Challenge: Pictures do not belong in the copy; quote every entry below exactly.
----- Excerpted records
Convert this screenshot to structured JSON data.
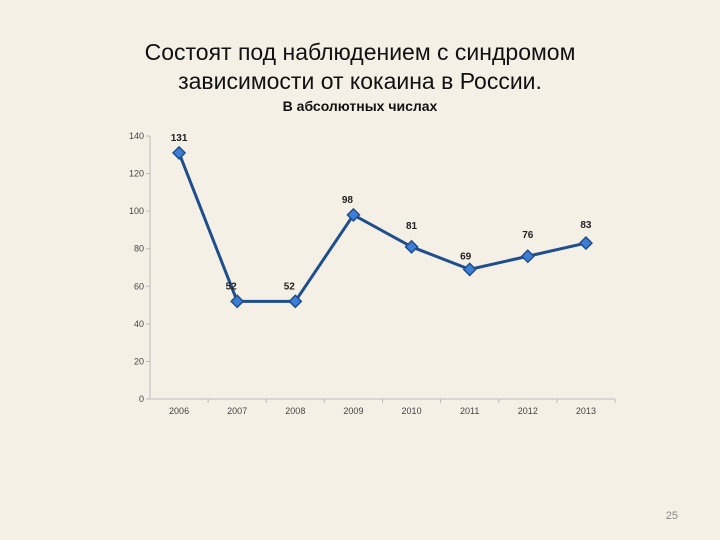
{
  "slide": {
    "title_line1": "Состоят под наблюдением с синдромом",
    "title_line2": "зависимости от кокаина в России.",
    "subtitle": "В абсолютных числах",
    "page_number": "25"
  },
  "chart_data": {
    "type": "line",
    "title": "",
    "xlabel": "",
    "ylabel": "",
    "x": [
      "2006",
      "2007",
      "2008",
      "2009",
      "2010",
      "2011",
      "2012",
      "2013"
    ],
    "values": [
      131,
      52,
      52,
      98,
      81,
      69,
      76,
      83
    ],
    "data_labels": [
      "131",
      "52",
      "52",
      "98",
      "81",
      "69",
      "76",
      "83"
    ],
    "ylim": [
      0,
      140
    ],
    "yticks": [
      0,
      20,
      40,
      60,
      80,
      100,
      120,
      140
    ],
    "grid": false,
    "legend": "none",
    "line_color": "#1f4e8c",
    "marker_color": "#3d7fd6",
    "marker": "diamond"
  }
}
----------
Reply:
Convert this screenshot to structured JSON data.
{
  "slide": {
    "title_line1": "Состоят под наблюдением с синдромом",
    "title_line2": "зависимости от кокаина в России.",
    "subtitle": "В абсолютных числах",
    "page_number": "25"
  },
  "chart_data": {
    "type": "line",
    "title": "",
    "xlabel": "",
    "ylabel": "",
    "x": [
      "2006",
      "2007",
      "2008",
      "2009",
      "2010",
      "2011",
      "2012",
      "2013"
    ],
    "values": [
      131,
      52,
      52,
      98,
      81,
      69,
      76,
      83
    ],
    "data_labels": [
      "131",
      "52",
      "52",
      "98",
      "81",
      "69",
      "76",
      "83"
    ],
    "ylim": [
      0,
      140
    ],
    "yticks": [
      0,
      20,
      40,
      60,
      80,
      100,
      120,
      140
    ],
    "grid": false,
    "legend": "none",
    "line_color": "#1f4e8c",
    "marker_color": "#3d7fd6",
    "marker": "diamond"
  }
}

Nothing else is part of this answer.